++++ SUPPLIED RECORDS

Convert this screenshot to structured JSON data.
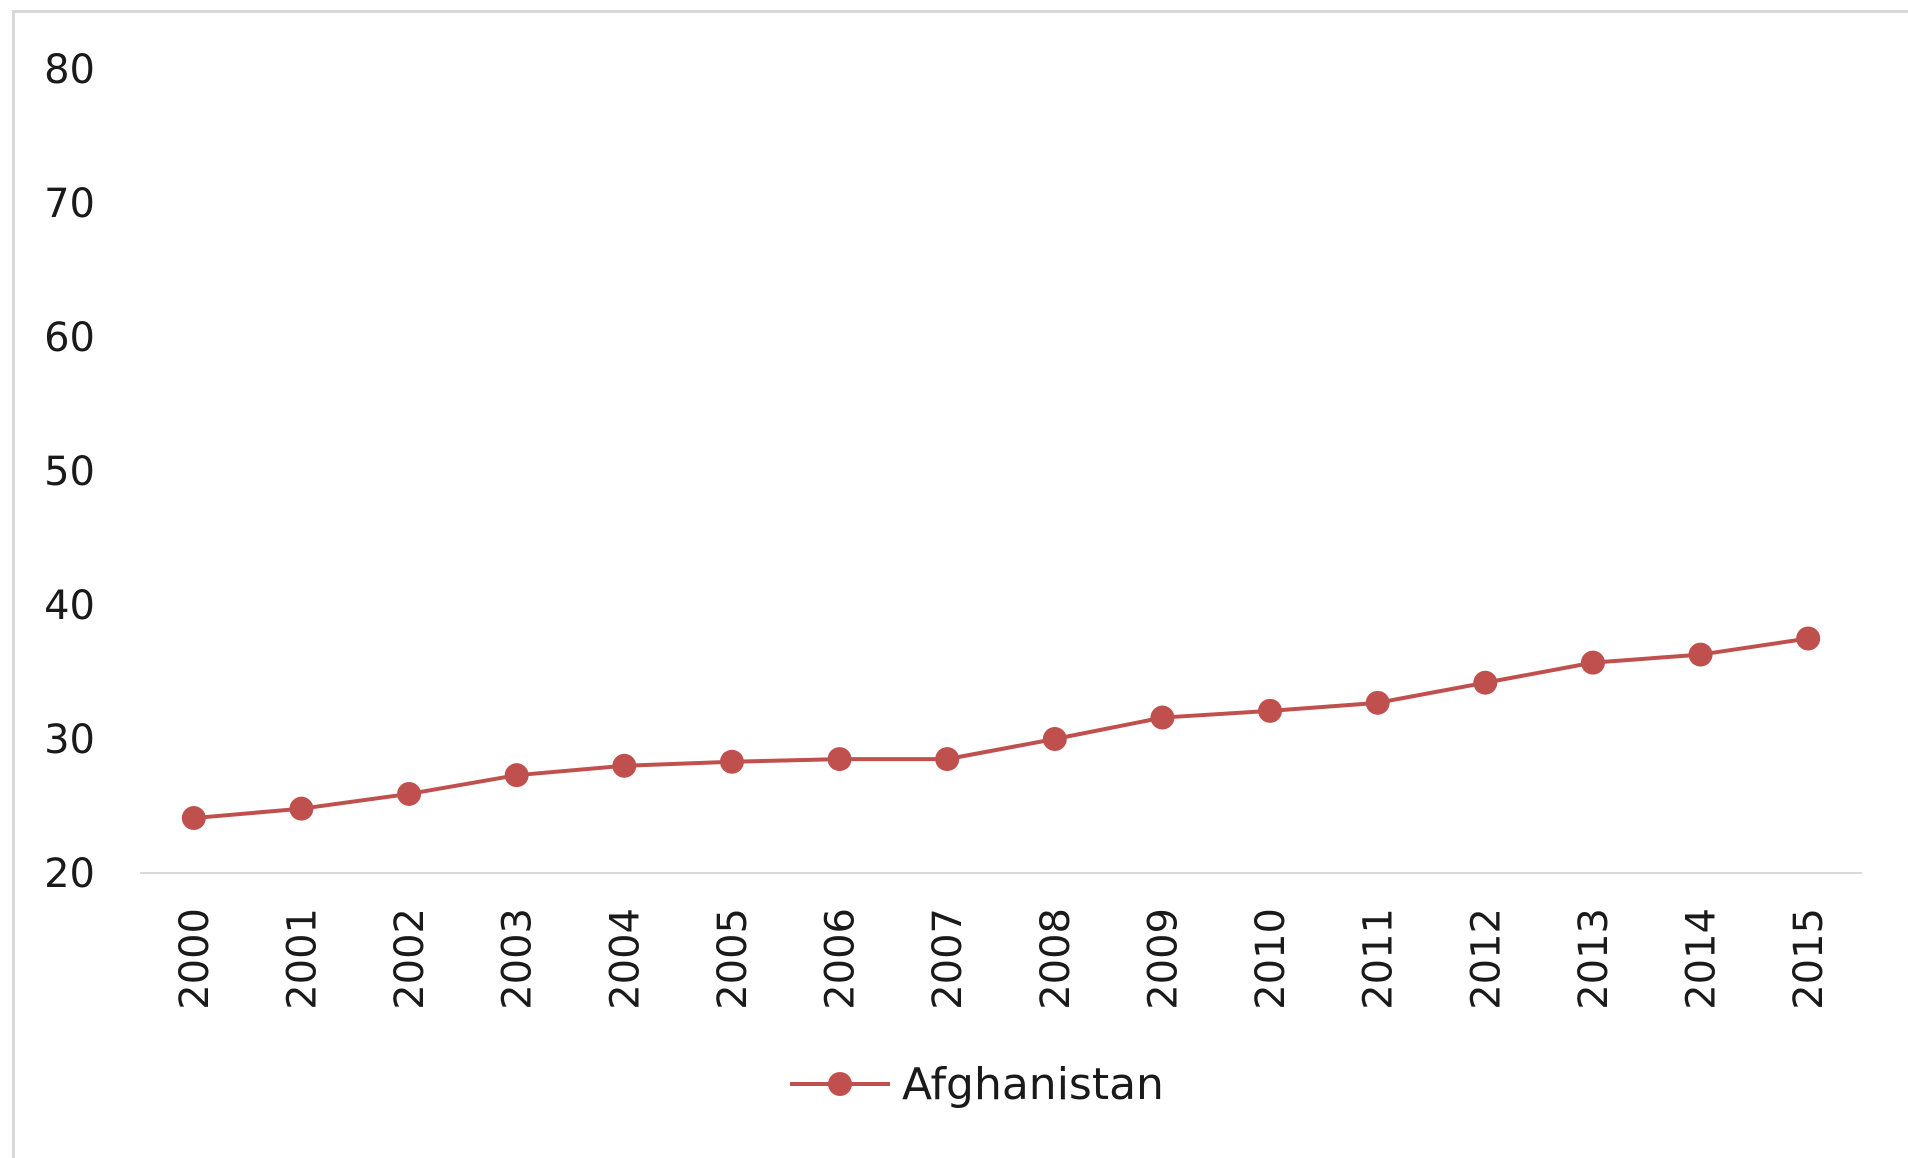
{
  "chart_data": {
    "type": "line",
    "title": "",
    "xlabel": "",
    "ylabel": "",
    "categories": [
      "2000",
      "2001",
      "2002",
      "2003",
      "2004",
      "2005",
      "2006",
      "2007",
      "2008",
      "2009",
      "2010",
      "2011",
      "2012",
      "2013",
      "2014",
      "2015"
    ],
    "series": [
      {
        "name": "Afghanistan",
        "color": "#c0504d",
        "values": [
          24.1,
          24.8,
          25.9,
          27.3,
          28.0,
          28.3,
          28.5,
          28.5,
          30.0,
          31.6,
          32.1,
          32.7,
          34.2,
          35.7,
          36.3,
          37.5
        ]
      }
    ],
    "ylim": [
      20,
      80
    ],
    "yticks": [
      20,
      30,
      40,
      50,
      60,
      70,
      80
    ],
    "grid": false,
    "legend_position": "bottom"
  }
}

++++++++

#### TASK OBJECTIVE:
Retype the whole listing, keeping every line identical and omitting all pictures.

#### EXERCISE SOLUTION:
Convert this screenshot to structured JSON data.
{
  "chart_data": {
    "type": "line",
    "title": "",
    "xlabel": "",
    "ylabel": "",
    "categories": [
      "2000",
      "2001",
      "2002",
      "2003",
      "2004",
      "2005",
      "2006",
      "2007",
      "2008",
      "2009",
      "2010",
      "2011",
      "2012",
      "2013",
      "2014",
      "2015"
    ],
    "series": [
      {
        "name": "Afghanistan",
        "color": "#c0504d",
        "values": [
          24.1,
          24.8,
          25.9,
          27.3,
          28.0,
          28.3,
          28.5,
          28.5,
          30.0,
          31.6,
          32.1,
          32.7,
          34.2,
          35.7,
          36.3,
          37.5
        ]
      }
    ],
    "ylim": [
      20,
      80
    ],
    "yticks": [
      20,
      30,
      40,
      50,
      60,
      70,
      80
    ],
    "grid": false,
    "legend_position": "bottom"
  }
}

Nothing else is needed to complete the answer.